◆ DIRECTIONS:
Below is a block of records; repeat each one exactly.

◆ Records excerpted from a collection:
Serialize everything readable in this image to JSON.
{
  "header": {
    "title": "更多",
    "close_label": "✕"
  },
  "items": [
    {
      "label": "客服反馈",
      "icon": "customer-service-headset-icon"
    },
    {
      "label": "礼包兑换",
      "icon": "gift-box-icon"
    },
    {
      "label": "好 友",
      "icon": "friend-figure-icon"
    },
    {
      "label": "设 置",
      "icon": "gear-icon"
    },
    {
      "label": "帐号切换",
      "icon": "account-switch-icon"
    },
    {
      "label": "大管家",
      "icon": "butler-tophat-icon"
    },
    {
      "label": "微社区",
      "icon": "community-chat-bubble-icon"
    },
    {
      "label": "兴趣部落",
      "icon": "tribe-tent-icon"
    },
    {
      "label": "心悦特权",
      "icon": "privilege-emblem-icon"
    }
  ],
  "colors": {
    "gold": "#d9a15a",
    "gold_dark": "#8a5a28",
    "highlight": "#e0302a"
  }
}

◆ OUTPUT OF THE EXERCISE:
Serialize everything readable in this image to JSON.
{
  "header": {
    "title": "更多",
    "close_label": "✕"
  },
  "items": [
    {
      "label": "客服反馈",
      "icon": "customer-service-headset-icon"
    },
    {
      "label": "礼包兑换",
      "icon": "gift-box-icon"
    },
    {
      "label": "好 友",
      "icon": "friend-figure-icon"
    },
    {
      "label": "设 置",
      "icon": "gear-icon"
    },
    {
      "label": "帐号切换",
      "icon": "account-switch-icon"
    },
    {
      "label": "大管家",
      "icon": "butler-tophat-icon"
    },
    {
      "label": "微社区",
      "icon": "community-chat-bubble-icon"
    },
    {
      "label": "兴趣部落",
      "icon": "tribe-tent-icon"
    },
    {
      "label": "心悦特权",
      "icon": "privilege-emblem-icon"
    }
  ],
  "colors": {
    "gold": "#d9a15a",
    "gold_dark": "#8a5a28",
    "highlight": "#e0302a"
  }
}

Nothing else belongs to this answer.